** begin DATASET EXTRACT **

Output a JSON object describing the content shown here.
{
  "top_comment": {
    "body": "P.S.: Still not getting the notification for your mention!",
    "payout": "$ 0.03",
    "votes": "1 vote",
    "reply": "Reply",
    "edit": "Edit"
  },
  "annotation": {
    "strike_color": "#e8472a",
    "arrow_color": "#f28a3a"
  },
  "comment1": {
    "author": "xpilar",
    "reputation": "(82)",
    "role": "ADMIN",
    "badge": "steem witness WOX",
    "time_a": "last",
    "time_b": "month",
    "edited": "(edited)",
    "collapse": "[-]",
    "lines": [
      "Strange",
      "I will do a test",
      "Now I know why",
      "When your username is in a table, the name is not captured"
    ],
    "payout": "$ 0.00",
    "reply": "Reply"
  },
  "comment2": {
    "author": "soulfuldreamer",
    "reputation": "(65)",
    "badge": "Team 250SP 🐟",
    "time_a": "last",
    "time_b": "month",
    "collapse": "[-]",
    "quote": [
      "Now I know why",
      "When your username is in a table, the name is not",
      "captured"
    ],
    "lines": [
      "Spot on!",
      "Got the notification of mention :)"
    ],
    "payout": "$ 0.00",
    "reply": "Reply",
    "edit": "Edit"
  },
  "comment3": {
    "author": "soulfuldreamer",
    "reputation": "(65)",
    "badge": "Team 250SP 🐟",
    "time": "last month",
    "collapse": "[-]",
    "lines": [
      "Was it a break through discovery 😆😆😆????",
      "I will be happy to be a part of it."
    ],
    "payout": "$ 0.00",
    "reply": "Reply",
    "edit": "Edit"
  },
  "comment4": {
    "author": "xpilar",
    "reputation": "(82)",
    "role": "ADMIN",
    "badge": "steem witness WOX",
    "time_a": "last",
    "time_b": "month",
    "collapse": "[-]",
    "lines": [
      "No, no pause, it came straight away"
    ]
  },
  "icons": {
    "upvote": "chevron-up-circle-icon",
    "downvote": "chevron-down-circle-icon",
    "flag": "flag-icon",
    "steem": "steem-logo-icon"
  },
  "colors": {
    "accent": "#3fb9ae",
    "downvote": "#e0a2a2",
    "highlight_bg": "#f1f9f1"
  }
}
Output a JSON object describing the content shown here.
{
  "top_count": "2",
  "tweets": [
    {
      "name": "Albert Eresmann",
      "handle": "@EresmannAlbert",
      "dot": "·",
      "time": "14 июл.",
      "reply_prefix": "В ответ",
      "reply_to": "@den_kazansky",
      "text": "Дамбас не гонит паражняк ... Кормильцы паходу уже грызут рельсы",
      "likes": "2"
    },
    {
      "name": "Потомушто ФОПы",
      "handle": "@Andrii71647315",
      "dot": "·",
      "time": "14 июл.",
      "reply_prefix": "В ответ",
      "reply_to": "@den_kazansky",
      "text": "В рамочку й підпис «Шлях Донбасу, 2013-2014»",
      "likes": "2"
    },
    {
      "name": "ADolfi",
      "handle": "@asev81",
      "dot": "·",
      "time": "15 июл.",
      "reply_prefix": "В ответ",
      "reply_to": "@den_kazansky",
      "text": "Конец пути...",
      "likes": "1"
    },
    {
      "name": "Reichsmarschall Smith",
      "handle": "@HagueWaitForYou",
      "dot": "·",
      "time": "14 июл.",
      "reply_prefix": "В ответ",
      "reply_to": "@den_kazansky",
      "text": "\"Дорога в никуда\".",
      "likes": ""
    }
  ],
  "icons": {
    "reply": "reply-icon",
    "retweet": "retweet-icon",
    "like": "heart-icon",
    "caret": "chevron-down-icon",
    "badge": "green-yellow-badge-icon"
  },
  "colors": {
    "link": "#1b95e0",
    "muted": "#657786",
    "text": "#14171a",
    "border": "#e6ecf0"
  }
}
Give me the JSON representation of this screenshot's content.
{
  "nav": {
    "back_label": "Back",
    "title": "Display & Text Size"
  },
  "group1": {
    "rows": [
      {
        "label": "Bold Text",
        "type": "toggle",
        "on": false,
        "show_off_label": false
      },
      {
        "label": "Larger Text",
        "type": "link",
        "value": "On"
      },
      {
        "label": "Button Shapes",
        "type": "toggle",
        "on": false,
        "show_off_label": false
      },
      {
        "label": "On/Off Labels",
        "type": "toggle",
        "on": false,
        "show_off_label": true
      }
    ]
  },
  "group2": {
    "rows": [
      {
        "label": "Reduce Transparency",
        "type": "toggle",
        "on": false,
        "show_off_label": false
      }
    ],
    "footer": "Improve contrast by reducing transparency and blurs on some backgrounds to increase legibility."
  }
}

** end DATASET EXTRACT **

→ PROMPT
Extract the whole listing, character for character.

→ RESULT OF THIS EXERCISE
Output a JSON object describing the content shown here.
{
  "top_comment": {
    "body": "P.S.: Still not getting the notification for your mention!",
    "payout": "$ 0.03",
    "votes": "1 vote",
    "reply": "Reply",
    "edit": "Edit"
  },
  "annotation": {
    "strike_color": "#e8472a",
    "arrow_color": "#f28a3a"
  },
  "comment1": {
    "author": "xpilar",
    "reputation": "(82)",
    "role": "ADMIN",
    "badge": "steem witness WOX",
    "time_a": "last",
    "time_b": "month",
    "edited": "(edited)",
    "collapse": "[-]",
    "lines": [
      "Strange",
      "I will do a test",
      "Now I know why",
      "When your username is in a table, the name is not captured"
    ],
    "payout": "$ 0.00",
    "reply": "Reply"
  },
  "comment2": {
    "author": "soulfuldreamer",
    "reputation": "(65)",
    "badge": "Team 250SP 🐟",
    "time_a": "last",
    "time_b": "month",
    "collapse": "[-]",
    "quote": [
      "Now I know why",
      "When your username is in a table, the name is not",
      "captured"
    ],
    "lines": [
      "Spot on!",
      "Got the notification of mention :)"
    ],
    "payout": "$ 0.00",
    "reply": "Reply",
    "edit": "Edit"
  },
  "comment3": {
    "author": "soulfuldreamer",
    "reputation": "(65)",
    "badge": "Team 250SP 🐟",
    "time": "last month",
    "collapse": "[-]",
    "lines": [
      "Was it a break through discovery 😆😆😆????",
      "I will be happy to be a part of it."
    ],
    "payout": "$ 0.00",
    "reply": "Reply",
    "edit": "Edit"
  },
  "comment4": {
    "author": "xpilar",
    "reputation": "(82)",
    "role": "ADMIN",
    "badge": "steem witness WOX",
    "time_a": "last",
    "time_b": "month",
    "collapse": "[-]",
    "lines": [
      "No, no pause, it came straight away"
    ]
  },
  "icons": {
    "upvote": "chevron-up-circle-icon",
    "downvote": "chevron-down-circle-icon",
    "flag": "flag-icon",
    "steem": "steem-logo-icon"
  },
  "colors": {
    "accent": "#3fb9ae",
    "downvote": "#e0a2a2",
    "highlight_bg": "#f1f9f1"
  }
}
Output a JSON object describing the content shown here.
{
  "top_count": "2",
  "tweets": [
    {
      "name": "Albert Eresmann",
      "handle": "@EresmannAlbert",
      "dot": "·",
      "time": "14 июл.",
      "reply_prefix": "В ответ",
      "reply_to": "@den_kazansky",
      "text": "Дамбас не гонит паражняк ... Кормильцы паходу уже грызут рельсы",
      "likes": "2"
    },
    {
      "name": "Потомушто ФОПы",
      "handle": "@Andrii71647315",
      "dot": "·",
      "time": "14 июл.",
      "reply_prefix": "В ответ",
      "reply_to": "@den_kazansky",
      "text": "В рамочку й підпис «Шлях Донбасу, 2013-2014»",
      "likes": "2"
    },
    {
      "name": "ADolfi",
      "handle": "@asev81",
      "dot": "·",
      "time": "15 июл.",
      "reply_prefix": "В ответ",
      "reply_to": "@den_kazansky",
      "text": "Конец пути...",
      "likes": "1"
    },
    {
      "name": "Reichsmarschall Smith",
      "handle": "@HagueWaitForYou",
      "dot": "·",
      "time": "14 июл.",
      "reply_prefix": "В ответ",
      "reply_to": "@den_kazansky",
      "text": "\"Дорога в никуда\".",
      "likes": ""
    }
  ],
  "icons": {
    "reply": "reply-icon",
    "retweet": "retweet-icon",
    "like": "heart-icon",
    "caret": "chevron-down-icon",
    "badge": "green-yellow-badge-icon"
  },
  "colors": {
    "link": "#1b95e0",
    "muted": "#657786",
    "text": "#14171a",
    "border": "#e6ecf0"
  }
}
Give me the JSON representation of this screenshot's content.
{
  "nav": {
    "back_label": "Back",
    "title": "Display & Text Size"
  },
  "group1": {
    "rows": [
      {
        "label": "Bold Text",
        "type": "toggle",
        "on": false,
        "show_off_label": false
      },
      {
        "label": "Larger Text",
        "type": "link",
        "value": "On"
      },
      {
        "label": "Button Shapes",
        "type": "toggle",
        "on": false,
        "show_off_label": false
      },
      {
        "label": "On/Off Labels",
        "type": "toggle",
        "on": false,
        "show_off_label": true
      }
    ]
  },
  "group2": {
    "rows": [
      {
        "label": "Reduce Transparency",
        "type": "toggle",
        "on": false,
        "show_off_label": false
      }
    ],
    "footer": "Improve contrast by reducing transparency and blurs on some backgrounds to increase legibility."
  }
}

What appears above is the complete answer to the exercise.